Exercise task
Every entry here needs to be repeated exactly.

Material to process
━━━━━━━━

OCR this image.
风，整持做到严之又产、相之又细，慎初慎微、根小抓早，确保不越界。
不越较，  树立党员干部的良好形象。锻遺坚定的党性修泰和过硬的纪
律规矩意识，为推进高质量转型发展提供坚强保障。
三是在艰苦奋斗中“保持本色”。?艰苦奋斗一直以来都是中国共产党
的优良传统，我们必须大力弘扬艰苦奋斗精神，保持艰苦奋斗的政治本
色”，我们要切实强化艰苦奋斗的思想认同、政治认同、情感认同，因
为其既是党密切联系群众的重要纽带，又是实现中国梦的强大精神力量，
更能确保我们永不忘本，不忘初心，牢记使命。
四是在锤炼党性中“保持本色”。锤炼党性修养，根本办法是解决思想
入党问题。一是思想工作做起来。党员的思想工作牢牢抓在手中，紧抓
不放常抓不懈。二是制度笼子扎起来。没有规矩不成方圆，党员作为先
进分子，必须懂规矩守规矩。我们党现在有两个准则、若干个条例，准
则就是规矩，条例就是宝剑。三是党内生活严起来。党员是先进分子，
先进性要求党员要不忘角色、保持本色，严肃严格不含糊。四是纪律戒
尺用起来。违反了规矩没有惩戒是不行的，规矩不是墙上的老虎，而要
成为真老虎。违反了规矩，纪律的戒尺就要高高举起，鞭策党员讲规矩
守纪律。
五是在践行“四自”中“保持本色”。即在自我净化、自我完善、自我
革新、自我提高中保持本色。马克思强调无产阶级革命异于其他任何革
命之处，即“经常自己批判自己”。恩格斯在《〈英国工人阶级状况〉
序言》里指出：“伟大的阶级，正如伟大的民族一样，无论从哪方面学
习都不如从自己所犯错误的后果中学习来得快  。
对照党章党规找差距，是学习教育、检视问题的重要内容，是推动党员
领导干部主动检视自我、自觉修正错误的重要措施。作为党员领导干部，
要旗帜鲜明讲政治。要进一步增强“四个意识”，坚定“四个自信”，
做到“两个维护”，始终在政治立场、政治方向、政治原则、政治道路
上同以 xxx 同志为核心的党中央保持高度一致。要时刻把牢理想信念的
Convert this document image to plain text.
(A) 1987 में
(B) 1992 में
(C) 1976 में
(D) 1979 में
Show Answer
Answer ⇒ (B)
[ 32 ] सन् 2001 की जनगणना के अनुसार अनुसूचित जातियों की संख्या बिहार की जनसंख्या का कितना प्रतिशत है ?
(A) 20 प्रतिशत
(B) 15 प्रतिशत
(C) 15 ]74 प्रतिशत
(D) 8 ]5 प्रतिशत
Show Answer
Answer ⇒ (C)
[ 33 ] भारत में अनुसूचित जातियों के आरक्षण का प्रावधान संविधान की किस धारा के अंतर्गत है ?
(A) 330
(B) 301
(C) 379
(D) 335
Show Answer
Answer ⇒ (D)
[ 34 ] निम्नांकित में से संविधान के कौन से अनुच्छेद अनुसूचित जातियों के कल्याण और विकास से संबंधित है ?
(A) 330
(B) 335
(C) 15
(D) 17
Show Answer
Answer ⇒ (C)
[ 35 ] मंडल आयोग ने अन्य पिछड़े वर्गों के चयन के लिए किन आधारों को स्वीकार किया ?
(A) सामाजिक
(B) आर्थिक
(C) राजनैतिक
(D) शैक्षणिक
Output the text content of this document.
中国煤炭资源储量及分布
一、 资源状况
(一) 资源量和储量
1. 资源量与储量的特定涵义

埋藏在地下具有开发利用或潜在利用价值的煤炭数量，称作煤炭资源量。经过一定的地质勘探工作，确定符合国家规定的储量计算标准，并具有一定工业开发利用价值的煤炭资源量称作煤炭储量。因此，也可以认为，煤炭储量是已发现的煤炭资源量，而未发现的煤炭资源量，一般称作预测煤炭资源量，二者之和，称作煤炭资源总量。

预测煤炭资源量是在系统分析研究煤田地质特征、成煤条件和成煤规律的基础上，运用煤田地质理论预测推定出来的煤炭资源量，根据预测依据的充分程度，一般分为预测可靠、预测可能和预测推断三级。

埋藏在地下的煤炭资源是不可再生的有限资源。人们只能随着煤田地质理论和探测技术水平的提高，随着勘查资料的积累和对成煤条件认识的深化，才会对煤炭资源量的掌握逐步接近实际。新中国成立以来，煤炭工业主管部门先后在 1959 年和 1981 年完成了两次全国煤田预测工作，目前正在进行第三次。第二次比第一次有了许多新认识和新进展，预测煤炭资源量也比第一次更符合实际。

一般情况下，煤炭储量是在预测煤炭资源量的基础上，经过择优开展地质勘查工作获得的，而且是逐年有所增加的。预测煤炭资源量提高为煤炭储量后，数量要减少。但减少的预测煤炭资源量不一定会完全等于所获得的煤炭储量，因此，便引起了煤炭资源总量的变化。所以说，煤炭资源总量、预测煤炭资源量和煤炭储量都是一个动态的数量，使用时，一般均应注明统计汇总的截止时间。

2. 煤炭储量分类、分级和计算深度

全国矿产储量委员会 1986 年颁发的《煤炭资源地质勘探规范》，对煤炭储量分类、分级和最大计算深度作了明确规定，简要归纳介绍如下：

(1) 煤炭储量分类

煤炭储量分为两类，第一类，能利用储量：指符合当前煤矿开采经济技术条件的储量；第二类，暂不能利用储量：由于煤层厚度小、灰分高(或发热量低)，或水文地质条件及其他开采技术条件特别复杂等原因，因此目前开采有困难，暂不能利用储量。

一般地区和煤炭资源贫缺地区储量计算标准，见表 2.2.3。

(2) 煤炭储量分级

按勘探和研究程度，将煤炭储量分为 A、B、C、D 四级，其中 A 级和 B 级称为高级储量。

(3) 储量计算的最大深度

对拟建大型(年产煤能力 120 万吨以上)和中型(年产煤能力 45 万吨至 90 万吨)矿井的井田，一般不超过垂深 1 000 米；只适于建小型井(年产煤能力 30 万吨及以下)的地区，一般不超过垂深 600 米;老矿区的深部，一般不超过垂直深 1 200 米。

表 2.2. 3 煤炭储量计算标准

━━━━━━━━

The result
OCR this image.
风，整持做到严之又产、相之又细，慎初慎微、根小抓早，确保不越界。
不越较，  树立党员干部的良好形象。锻遺坚定的党性修泰和过硬的纪
律规矩意识，为推进高质量转型发展提供坚强保障。
三是在艰苦奋斗中“保持本色”。?艰苦奋斗一直以来都是中国共产党
的优良传统，我们必须大力弘扬艰苦奋斗精神，保持艰苦奋斗的政治本
色”，我们要切实强化艰苦奋斗的思想认同、政治认同、情感认同，因
为其既是党密切联系群众的重要纽带，又是实现中国梦的强大精神力量，
更能确保我们永不忘本，不忘初心，牢记使命。
四是在锤炼党性中“保持本色”。锤炼党性修养，根本办法是解决思想
入党问题。一是思想工作做起来。党员的思想工作牢牢抓在手中，紧抓
不放常抓不懈。二是制度笼子扎起来。没有规矩不成方圆，党员作为先
进分子，必须懂规矩守规矩。我们党现在有两个准则、若干个条例，准
则就是规矩，条例就是宝剑。三是党内生活严起来。党员是先进分子，
先进性要求党员要不忘角色、保持本色，严肃严格不含糊。四是纪律戒
尺用起来。违反了规矩没有惩戒是不行的，规矩不是墙上的老虎，而要
成为真老虎。违反了规矩，纪律的戒尺就要高高举起，鞭策党员讲规矩
守纪律。
五是在践行“四自”中“保持本色”。即在自我净化、自我完善、自我
革新、自我提高中保持本色。马克思强调无产阶级革命异于其他任何革
命之处，即“经常自己批判自己”。恩格斯在《〈英国工人阶级状况〉
序言》里指出：“伟大的阶级，正如伟大的民族一样，无论从哪方面学
习都不如从自己所犯错误的后果中学习来得快  。
对照党章党规找差距，是学习教育、检视问题的重要内容，是推动党员
领导干部主动检视自我、自觉修正错误的重要措施。作为党员领导干部，
要旗帜鲜明讲政治。要进一步增强“四个意识”，坚定“四个自信”，
做到“两个维护”，始终在政治立场、政治方向、政治原则、政治道路
上同以 xxx 同志为核心的党中央保持高度一致。要时刻把牢理想信念的
Convert this document image to plain text.
(A) 1987 में
(B) 1992 में
(C) 1976 में
(D) 1979 में
Show Answer
Answer ⇒ (B)
[ 32 ] सन् 2001 की जनगणना के अनुसार अनुसूचित जातियों की संख्या बिहार की जनसंख्या का कितना प्रतिशत है ?
(A) 20 प्रतिशत
(B) 15 प्रतिशत
(C) 15 ]74 प्रतिशत
(D) 8 ]5 प्रतिशत
Show Answer
Answer ⇒ (C)
[ 33 ] भारत में अनुसूचित जातियों के आरक्षण का प्रावधान संविधान की किस धारा के अंतर्गत है ?
(A) 330
(B) 301
(C) 379
(D) 335
Show Answer
Answer ⇒ (D)
[ 34 ] निम्नांकित में से संविधान के कौन से अनुच्छेद अनुसूचित जातियों के कल्याण और विकास से संबंधित है ?
(A) 330
(B) 335
(C) 15
(D) 17
Show Answer
Answer ⇒ (C)
[ 35 ] मंडल आयोग ने अन्य पिछड़े वर्गों के चयन के लिए किन आधारों को स्वीकार किया ?
(A) सामाजिक
(B) आर्थिक
(C) राजनैतिक
(D) शैक्षणिक
Output the text content of this document.
中国煤炭资源储量及分布
一、 资源状况
(一) 资源量和储量
1. 资源量与储量的特定涵义

埋藏在地下具有开发利用或潜在利用价值的煤炭数量，称作煤炭资源量。经过一定的地质勘探工作，确定符合国家规定的储量计算标准，并具有一定工业开发利用价值的煤炭资源量称作煤炭储量。因此，也可以认为，煤炭储量是已发现的煤炭资源量，而未发现的煤炭资源量，一般称作预测煤炭资源量，二者之和，称作煤炭资源总量。

预测煤炭资源量是在系统分析研究煤田地质特征、成煤条件和成煤规律的基础上，运用煤田地质理论预测推定出来的煤炭资源量，根据预测依据的充分程度，一般分为预测可靠、预测可能和预测推断三级。

埋藏在地下的煤炭资源是不可再生的有限资源。人们只能随着煤田地质理论和探测技术水平的提高，随着勘查资料的积累和对成煤条件认识的深化，才会对煤炭资源量的掌握逐步接近实际。新中国成立以来，煤炭工业主管部门先后在 1959 年和 1981 年完成了两次全国煤田预测工作，目前正在进行第三次。第二次比第一次有了许多新认识和新进展，预测煤炭资源量也比第一次更符合实际。

一般情况下，煤炭储量是在预测煤炭资源量的基础上，经过择优开展地质勘查工作获得的，而且是逐年有所增加的。预测煤炭资源量提高为煤炭储量后，数量要减少。但减少的预测煤炭资源量不一定会完全等于所获得的煤炭储量，因此，便引起了煤炭资源总量的变化。所以说，煤炭资源总量、预测煤炭资源量和煤炭储量都是一个动态的数量，使用时，一般均应注明统计汇总的截止时间。

2. 煤炭储量分类、分级和计算深度

全国矿产储量委员会 1986 年颁发的《煤炭资源地质勘探规范》，对煤炭储量分类、分级和最大计算深度作了明确规定，简要归纳介绍如下：

(1) 煤炭储量分类

煤炭储量分为两类，第一类，能利用储量：指符合当前煤矿开采经济技术条件的储量；第二类，暂不能利用储量：由于煤层厚度小、灰分高(或发热量低)，或水文地质条件及其他开采技术条件特别复杂等原因，因此目前开采有困难，暂不能利用储量。

一般地区和煤炭资源贫缺地区储量计算标准，见表 2.2.3。

(2) 煤炭储量分级

按勘探和研究程度，将煤炭储量分为 A、B、C、D 四级，其中 A 级和 B 级称为高级储量。

(3) 储量计算的最大深度

对拟建大型(年产煤能力 120 万吨以上)和中型(年产煤能力 45 万吨至 90 万吨)矿井的井田，一般不超过垂深 1 000 米；只适于建小型井(年产煤能力 30 万吨及以下)的地区，一般不超过垂深 600 米;老矿区的深部，一般不超过垂直深 1 200 米。

表 2.2. 3 煤炭储量计算标准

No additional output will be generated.